[KUTIPAN TERPILIH]:

>>>>

Apa misi para delegator? “Menagih janji presiden yang lebih setahun lalu sepakat menghentikan kasus kriminalisasi Ulama dan aktivis Muslim, sampai sekarang belum terbukti. Kasus Jonru Ginting, Saracen, Alfian Tanjung, dll, ternyata para terdakwa tersebut masih terus diproses sampai ke pengadilan tanpa bukti,” ungkap ketua delegasi KH. Misbahul Anam.
Gayung bersambut, sekalipun sering ingkar janji, Presiden Jokowi berjanji lagi, akan mengambil langkah yang tepat atas segala keluhan dan masukan. Bak berbalas pantun, Presiden Jokowi tak menyia-nyiakan kesempatan. Dia menyampaikan berbagai keluhan seputar aneka tuduhan terhadap dirinya sekaligus mengklarifikasinya.
Tuduhan apa yang dikeluhkan Presiden? Ternyata, Presiden Joko Widodo masih menyimpan memori “sakit hati” terhadap rakyat Indonesia yang menurutnya, menggunakan cara tidak beradab untuk memperlemah posisi lawan.
“Banyak dari kita ini yang melemahkan lawan dengan cara-cara tidak beradab,” ujarnya dalam pidato di acara Konvensi Nasional 2018 kelompok relawan GK Jokowi di Bogor, Jawa Barat, Sabtu 7 April 2018.

<<<<

[BAHAN YANG DISEDIAKAN]:
>>>>

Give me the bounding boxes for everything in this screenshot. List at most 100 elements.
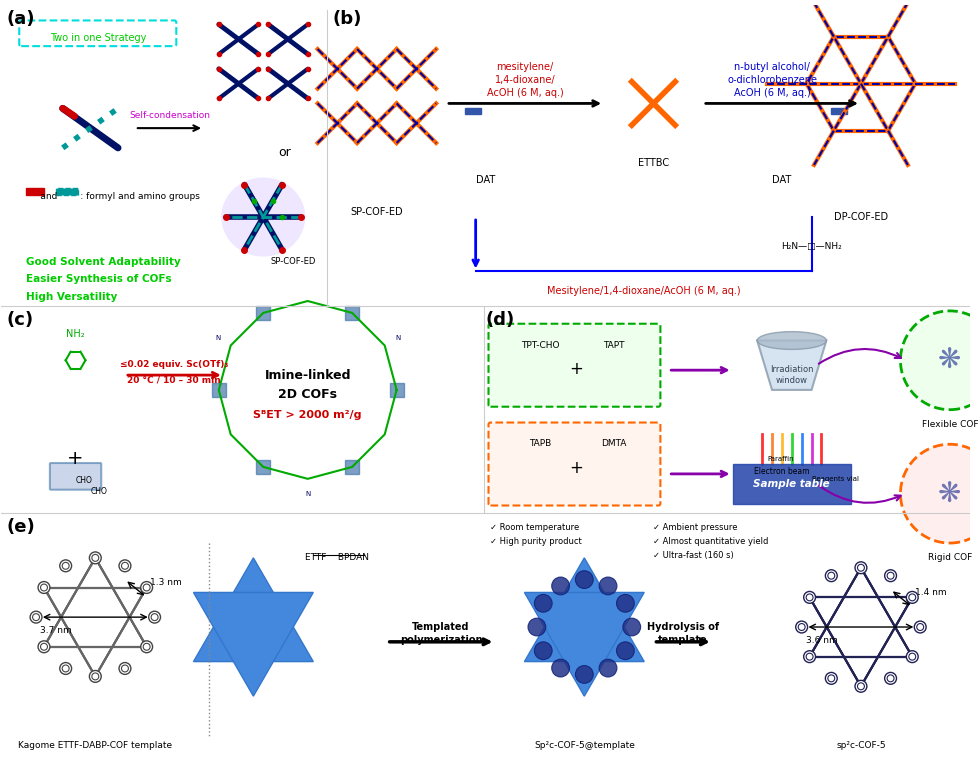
Text: 3.6 nm: 3.6 nm xyxy=(806,637,837,645)
Text: N: N xyxy=(216,335,220,341)
Circle shape xyxy=(906,650,918,663)
Text: Good Solvent Adaptability: Good Solvent Adaptability xyxy=(26,256,181,267)
Text: Self-condensation: Self-condensation xyxy=(129,111,210,120)
FancyBboxPatch shape xyxy=(50,463,101,489)
Circle shape xyxy=(796,621,808,633)
FancyBboxPatch shape xyxy=(488,423,661,505)
Text: (c): (c) xyxy=(7,311,33,329)
Text: ❋: ❋ xyxy=(938,479,961,508)
Text: SᴮET > 2000 m²/g: SᴮET > 2000 m²/g xyxy=(254,410,362,420)
Text: (b): (b) xyxy=(332,9,362,28)
Text: Imine-linked: Imine-linked xyxy=(265,369,351,382)
Bar xyxy=(257,460,270,474)
Bar xyxy=(257,306,270,320)
Polygon shape xyxy=(758,341,826,390)
Circle shape xyxy=(616,642,634,660)
Text: DAT: DAT xyxy=(476,175,495,185)
Polygon shape xyxy=(193,558,314,662)
Text: Sample table: Sample table xyxy=(754,479,830,489)
Circle shape xyxy=(616,594,634,612)
Bar xyxy=(56,189,77,196)
Text: 1.4 nm: 1.4 nm xyxy=(915,588,947,597)
Text: Reagents vial: Reagents vial xyxy=(811,476,858,482)
Text: Easier Synthesis of COFs: Easier Synthesis of COFs xyxy=(26,275,172,285)
Circle shape xyxy=(599,577,617,595)
Text: (a): (a) xyxy=(7,9,35,28)
Text: 3.7 nm: 3.7 nm xyxy=(40,627,72,636)
Bar xyxy=(831,108,847,114)
Circle shape xyxy=(901,311,980,410)
Bar xyxy=(345,306,359,320)
Circle shape xyxy=(552,659,569,677)
Polygon shape xyxy=(524,558,644,662)
Circle shape xyxy=(534,594,552,612)
Text: (d): (d) xyxy=(485,311,514,329)
Text: Two in one Strategy: Two in one Strategy xyxy=(50,33,146,43)
Circle shape xyxy=(119,663,131,674)
Text: ✓ Ambient pressure: ✓ Ambient pressure xyxy=(654,523,738,532)
Circle shape xyxy=(141,581,153,594)
Text: ETTF    BPDAN: ETTF BPDAN xyxy=(306,553,369,562)
Text: n-butyl alcohol/
o-dichlorobenzene
AcOH (6 M, aq.): n-butyl alcohol/ o-dichlorobenzene AcOH … xyxy=(727,62,817,98)
Circle shape xyxy=(855,561,867,574)
Text: 20 °C / 10 – 30 min: 20 °C / 10 – 30 min xyxy=(127,375,221,384)
Circle shape xyxy=(60,663,72,674)
Text: ≤0.02 equiv. Sc(OTf)₃: ≤0.02 equiv. Sc(OTf)₃ xyxy=(121,360,228,369)
Text: NH₂: NH₂ xyxy=(67,329,85,339)
Text: Irradiation
window: Irradiation window xyxy=(770,365,813,385)
Circle shape xyxy=(89,552,101,564)
Circle shape xyxy=(89,670,101,683)
Text: CHO: CHO xyxy=(75,476,92,485)
Text: CHO: CHO xyxy=(90,487,107,495)
Text: (e): (e) xyxy=(7,518,35,536)
Circle shape xyxy=(30,611,42,623)
Text: Rigid COF: Rigid COF xyxy=(928,553,972,562)
Text: H₂N—□—NH₂: H₂N—□—NH₂ xyxy=(781,242,842,251)
Text: Electron beam: Electron beam xyxy=(755,467,809,476)
Circle shape xyxy=(825,673,837,684)
Text: ✓ High purity product: ✓ High purity product xyxy=(490,537,582,546)
Ellipse shape xyxy=(758,331,826,350)
Text: Mesitylene/1,4-dioxane/AcOH (6 M, aq.): Mesitylene/1,4-dioxane/AcOH (6 M, aq.) xyxy=(547,286,741,296)
Circle shape xyxy=(804,650,815,663)
Text: ✓ Almost quantitative yield: ✓ Almost quantitative yield xyxy=(654,537,769,546)
Circle shape xyxy=(38,581,50,594)
Polygon shape xyxy=(193,592,314,696)
Text: 2D COFs: 2D COFs xyxy=(278,388,337,401)
Text: N: N xyxy=(395,335,400,341)
Circle shape xyxy=(599,659,617,677)
Text: +: + xyxy=(569,360,583,378)
Text: High Versatility: High Versatility xyxy=(26,292,118,302)
Text: SP-COF-ED: SP-COF-ED xyxy=(351,207,403,217)
Text: sp²c-COF-5: sp²c-COF-5 xyxy=(836,741,886,749)
Circle shape xyxy=(38,641,50,653)
Text: Sp²c-COF-5@template: Sp²c-COF-5@template xyxy=(534,741,635,749)
Text: TPT-CHO: TPT-CHO xyxy=(520,341,560,350)
Circle shape xyxy=(575,571,593,588)
Circle shape xyxy=(119,560,131,571)
Text: TAPT: TAPT xyxy=(604,341,624,350)
Text: or: or xyxy=(278,146,291,160)
Bar xyxy=(732,464,851,503)
Circle shape xyxy=(885,673,897,684)
Circle shape xyxy=(528,618,546,636)
Circle shape xyxy=(906,591,918,604)
Circle shape xyxy=(914,621,926,633)
Circle shape xyxy=(141,641,153,653)
Circle shape xyxy=(575,666,593,683)
Circle shape xyxy=(804,591,815,604)
Text: Kagome ETTF-DABP-COF template: Kagome ETTF-DABP-COF template xyxy=(19,741,172,749)
Text: Flexible COF: Flexible COF xyxy=(921,420,978,429)
Circle shape xyxy=(885,570,897,581)
Text: N: N xyxy=(305,491,311,497)
Bar xyxy=(465,108,480,114)
Text: and        : formyl and amino groups: and : formyl and amino groups xyxy=(26,193,200,202)
Text: DAT: DAT xyxy=(772,175,792,185)
FancyBboxPatch shape xyxy=(488,324,661,407)
Text: ✓ Ultra-fast (160 s): ✓ Ultra-fast (160 s) xyxy=(654,551,734,560)
Text: TAPB: TAPB xyxy=(529,439,551,449)
Bar xyxy=(390,383,404,397)
Text: Paraffin: Paraffin xyxy=(767,456,794,462)
Circle shape xyxy=(60,560,72,571)
Circle shape xyxy=(855,680,867,692)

<<<<

[TUGAS]: Ketik ulang bagian kutipan terpilih dari "Apa misi para" sampai "KH. Misbahul Anam." tanpa mengubah satu kata pun. Catatan di atas merupakan bahan tersendiri yang terpisah dari kutipan.

[JAWABAN]:
Apa misi para delegator? “Menagih janji presiden yang lebih setahun lalu sepakat menghentikan kasus kriminalisasi Ulama dan aktivis Muslim, sampai sekarang belum terbukti. Kasus Jonru Ginting, Saracen, Alfian Tanjung, dll, ternyata para terdakwa tersebut masih terus diproses sampai ke pengadilan tanpa bukti,” ungkap ketua delegasi KH. Misbahul Anam.